** Task requirements **
Transcribe the records below exactly as they appear.

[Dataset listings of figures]
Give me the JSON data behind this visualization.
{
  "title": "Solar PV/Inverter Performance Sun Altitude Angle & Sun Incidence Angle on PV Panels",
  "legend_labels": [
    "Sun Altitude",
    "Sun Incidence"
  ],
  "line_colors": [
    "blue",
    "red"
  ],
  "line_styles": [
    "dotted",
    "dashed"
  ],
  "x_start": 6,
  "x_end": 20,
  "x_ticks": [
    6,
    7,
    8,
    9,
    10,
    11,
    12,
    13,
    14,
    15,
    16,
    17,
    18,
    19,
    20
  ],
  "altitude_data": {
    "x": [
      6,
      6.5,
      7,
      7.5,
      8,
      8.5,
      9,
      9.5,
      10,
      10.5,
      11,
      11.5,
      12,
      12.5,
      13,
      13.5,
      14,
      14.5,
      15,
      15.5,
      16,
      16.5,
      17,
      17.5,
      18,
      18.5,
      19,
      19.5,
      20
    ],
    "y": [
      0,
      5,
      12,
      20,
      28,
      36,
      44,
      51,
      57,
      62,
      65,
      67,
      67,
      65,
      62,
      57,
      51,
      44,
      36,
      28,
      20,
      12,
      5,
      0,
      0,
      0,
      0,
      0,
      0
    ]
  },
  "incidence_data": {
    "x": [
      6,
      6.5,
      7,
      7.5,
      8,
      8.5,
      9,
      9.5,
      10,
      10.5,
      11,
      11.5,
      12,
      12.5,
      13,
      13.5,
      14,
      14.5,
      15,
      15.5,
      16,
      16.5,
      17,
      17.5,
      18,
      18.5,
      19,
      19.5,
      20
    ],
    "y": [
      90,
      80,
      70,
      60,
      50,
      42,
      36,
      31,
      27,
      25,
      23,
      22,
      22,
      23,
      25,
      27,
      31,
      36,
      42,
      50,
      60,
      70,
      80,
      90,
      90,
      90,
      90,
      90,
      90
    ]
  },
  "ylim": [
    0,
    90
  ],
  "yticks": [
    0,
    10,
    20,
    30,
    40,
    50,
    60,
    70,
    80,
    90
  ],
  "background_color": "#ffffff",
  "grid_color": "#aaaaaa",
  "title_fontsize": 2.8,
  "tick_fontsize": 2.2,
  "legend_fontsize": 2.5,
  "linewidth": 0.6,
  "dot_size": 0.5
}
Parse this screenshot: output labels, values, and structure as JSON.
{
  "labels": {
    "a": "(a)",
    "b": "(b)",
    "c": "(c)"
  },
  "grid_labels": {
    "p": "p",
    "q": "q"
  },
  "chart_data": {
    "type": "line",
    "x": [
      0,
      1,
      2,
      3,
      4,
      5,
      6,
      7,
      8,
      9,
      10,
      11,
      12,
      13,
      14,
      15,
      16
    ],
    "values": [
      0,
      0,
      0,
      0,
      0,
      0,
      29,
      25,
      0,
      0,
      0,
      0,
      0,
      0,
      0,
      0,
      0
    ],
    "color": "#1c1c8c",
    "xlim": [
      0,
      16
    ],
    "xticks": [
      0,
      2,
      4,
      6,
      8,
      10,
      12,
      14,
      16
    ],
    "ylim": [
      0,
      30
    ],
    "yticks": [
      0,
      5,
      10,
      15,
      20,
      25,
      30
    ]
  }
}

** Response to the exercise **
Give me the JSON data behind this visualization.
{
  "title": "Solar PV/Inverter Performance Sun Altitude Angle & Sun Incidence Angle on PV Panels",
  "legend_labels": [
    "Sun Altitude",
    "Sun Incidence"
  ],
  "line_colors": [
    "blue",
    "red"
  ],
  "line_styles": [
    "dotted",
    "dashed"
  ],
  "x_start": 6,
  "x_end": 20,
  "x_ticks": [
    6,
    7,
    8,
    9,
    10,
    11,
    12,
    13,
    14,
    15,
    16,
    17,
    18,
    19,
    20
  ],
  "altitude_data": {
    "x": [
      6,
      6.5,
      7,
      7.5,
      8,
      8.5,
      9,
      9.5,
      10,
      10.5,
      11,
      11.5,
      12,
      12.5,
      13,
      13.5,
      14,
      14.5,
      15,
      15.5,
      16,
      16.5,
      17,
      17.5,
      18,
      18.5,
      19,
      19.5,
      20
    ],
    "y": [
      0,
      5,
      12,
      20,
      28,
      36,
      44,
      51,
      57,
      62,
      65,
      67,
      67,
      65,
      62,
      57,
      51,
      44,
      36,
      28,
      20,
      12,
      5,
      0,
      0,
      0,
      0,
      0,
      0
    ]
  },
  "incidence_data": {
    "x": [
      6,
      6.5,
      7,
      7.5,
      8,
      8.5,
      9,
      9.5,
      10,
      10.5,
      11,
      11.5,
      12,
      12.5,
      13,
      13.5,
      14,
      14.5,
      15,
      15.5,
      16,
      16.5,
      17,
      17.5,
      18,
      18.5,
      19,
      19.5,
      20
    ],
    "y": [
      90,
      80,
      70,
      60,
      50,
      42,
      36,
      31,
      27,
      25,
      23,
      22,
      22,
      23,
      25,
      27,
      31,
      36,
      42,
      50,
      60,
      70,
      80,
      90,
      90,
      90,
      90,
      90,
      90
    ]
  },
  "ylim": [
    0,
    90
  ],
  "yticks": [
    0,
    10,
    20,
    30,
    40,
    50,
    60,
    70,
    80,
    90
  ],
  "background_color": "#ffffff",
  "grid_color": "#aaaaaa",
  "title_fontsize": 2.8,
  "tick_fontsize": 2.2,
  "legend_fontsize": 2.5,
  "linewidth": 0.6,
  "dot_size": 0.5
}
Parse this screenshot: output labels, values, and structure as JSON.
{
  "labels": {
    "a": "(a)",
    "b": "(b)",
    "c": "(c)"
  },
  "grid_labels": {
    "p": "p",
    "q": "q"
  },
  "chart_data": {
    "type": "line",
    "x": [
      0,
      1,
      2,
      3,
      4,
      5,
      6,
      7,
      8,
      9,
      10,
      11,
      12,
      13,
      14,
      15,
      16
    ],
    "values": [
      0,
      0,
      0,
      0,
      0,
      0,
      29,
      25,
      0,
      0,
      0,
      0,
      0,
      0,
      0,
      0,
      0
    ],
    "color": "#1c1c8c",
    "xlim": [
      0,
      16
    ],
    "xticks": [
      0,
      2,
      4,
      6,
      8,
      10,
      12,
      14,
      16
    ],
    "ylim": [
      0,
      30
    ],
    "yticks": [
      0,
      5,
      10,
      15,
      20,
      25,
      30
    ]
  }
}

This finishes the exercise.